## What the exercise asks
Copy every line of the records below word for word, omitting the pictures.

## Data lines
------------------------

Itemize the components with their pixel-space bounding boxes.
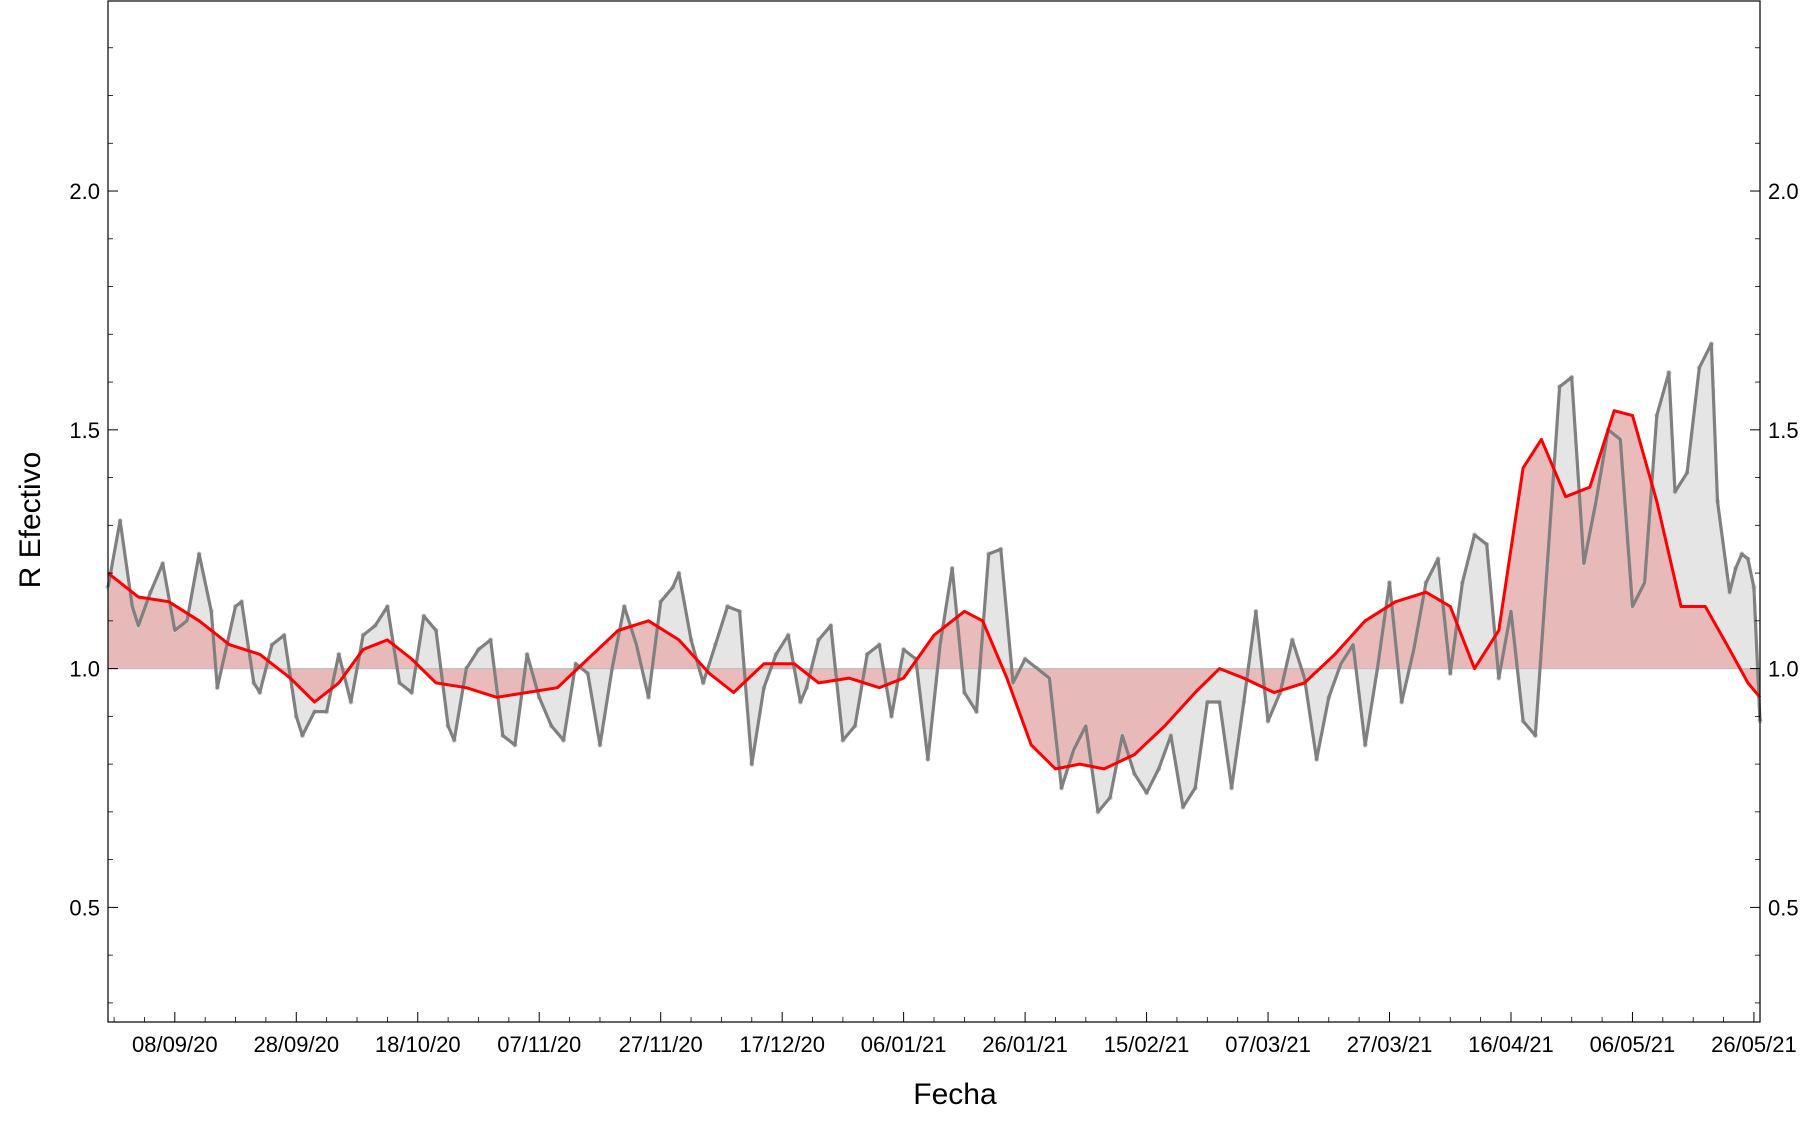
y-tick-label-right: 1.5 xyxy=(1768,418,1799,443)
y-tick-label-left: 0.5 xyxy=(69,895,100,920)
smooth-area xyxy=(108,410,1760,769)
y-axis-title: R Efectivo xyxy=(14,452,47,589)
x-tick-label: 28/09/20 xyxy=(253,1032,339,1057)
x-tick-label: 26/05/21 xyxy=(1711,1032,1797,1057)
x-tick-label: 07/03/21 xyxy=(1225,1032,1311,1057)
plot-border xyxy=(107,0,1761,1023)
x-tick-label: 06/05/21 xyxy=(1590,1032,1676,1057)
x-tick-label: 08/09/20 xyxy=(132,1032,218,1057)
plot-frame xyxy=(107,0,1761,1023)
smooth-series-line xyxy=(107,409,1762,771)
y-tick-label-right: 1.0 xyxy=(1768,657,1799,682)
x-axis-title: Fecha xyxy=(913,1078,997,1111)
y-tick-label-right: 2.0 xyxy=(1768,179,1799,204)
x-tick-label: 27/11/20 xyxy=(619,1032,703,1057)
x-tick-label: 15/02/21 xyxy=(1104,1032,1190,1057)
raw-series-line xyxy=(106,342,1762,814)
y-tick-label-left: 1.0 xyxy=(69,657,100,682)
x-tick-label: 18/10/20 xyxy=(375,1032,461,1057)
line-layer xyxy=(106,342,1762,814)
x-tick-label: 16/04/21 xyxy=(1468,1032,1554,1057)
x-tick-label: 26/01/21 xyxy=(982,1032,1068,1057)
x-axis-ticks: 08/09/20 28/09/20 18/10/20 07/11/20 27/11/20… xyxy=(113,1012,1797,1057)
fill-layer xyxy=(105,341,1763,815)
y-tick-label-right: 0.5 xyxy=(1768,895,1799,920)
y-axis-ticks: 0.5 0.5 1.0 1.0 1.5 1.5 2.0 2.0 xyxy=(69,47,1799,1004)
x-tick-label: 27/03/21 xyxy=(1347,1032,1433,1057)
x-tick-label: 07/11/20 xyxy=(497,1032,581,1057)
y-tick-label-left: 1.5 xyxy=(69,418,100,443)
y-tick-label-left: 2.0 xyxy=(69,179,100,204)
x-tick-label: 06/01/21 xyxy=(861,1032,947,1057)
x-tick-label: 17/12/20 xyxy=(739,1032,825,1057)
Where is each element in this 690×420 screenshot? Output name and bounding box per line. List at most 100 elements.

------------------------

## Reply
Itemize the components with their pixel-space bounding boxes.
y-tick-label-right: 1.5 xyxy=(1768,418,1799,443)
y-tick-label-left: 0.5 xyxy=(69,895,100,920)
smooth-area xyxy=(108,410,1760,769)
y-axis-title: R Efectivo xyxy=(14,452,47,589)
x-tick-label: 28/09/20 xyxy=(253,1032,339,1057)
x-tick-label: 26/05/21 xyxy=(1711,1032,1797,1057)
x-tick-label: 07/03/21 xyxy=(1225,1032,1311,1057)
plot-border xyxy=(107,0,1761,1023)
x-tick-label: 06/05/21 xyxy=(1590,1032,1676,1057)
x-tick-label: 08/09/20 xyxy=(132,1032,218,1057)
plot-frame xyxy=(107,0,1761,1023)
smooth-series-line xyxy=(107,409,1762,771)
y-tick-label-right: 1.0 xyxy=(1768,657,1799,682)
x-axis-title: Fecha xyxy=(913,1078,997,1111)
y-tick-label-right: 2.0 xyxy=(1768,179,1799,204)
x-tick-label: 27/11/20 xyxy=(619,1032,703,1057)
x-tick-label: 15/02/21 xyxy=(1104,1032,1190,1057)
raw-series-line xyxy=(106,342,1762,814)
y-tick-label-left: 1.0 xyxy=(69,657,100,682)
x-tick-label: 18/10/20 xyxy=(375,1032,461,1057)
line-layer xyxy=(106,342,1762,814)
x-tick-label: 16/04/21 xyxy=(1468,1032,1554,1057)
x-tick-label: 26/01/21 xyxy=(982,1032,1068,1057)
x-axis-ticks: 08/09/20 28/09/20 18/10/20 07/11/20 27/11/20… xyxy=(113,1012,1797,1057)
fill-layer xyxy=(105,341,1763,815)
y-tick-label-right: 0.5 xyxy=(1768,895,1799,920)
y-axis-ticks: 0.5 0.5 1.0 1.0 1.5 1.5 2.0 2.0 xyxy=(69,47,1799,1004)
x-tick-label: 27/03/21 xyxy=(1347,1032,1433,1057)
x-tick-label: 07/11/20 xyxy=(497,1032,581,1057)
y-tick-label-left: 1.5 xyxy=(69,418,100,443)
y-tick-label-left: 2.0 xyxy=(69,179,100,204)
x-tick-label: 06/01/21 xyxy=(861,1032,947,1057)
x-tick-label: 17/12/20 xyxy=(739,1032,825,1057)
Where is each element in this 690×420 screenshot? Output name and bounding box per line. List at most 100 elements.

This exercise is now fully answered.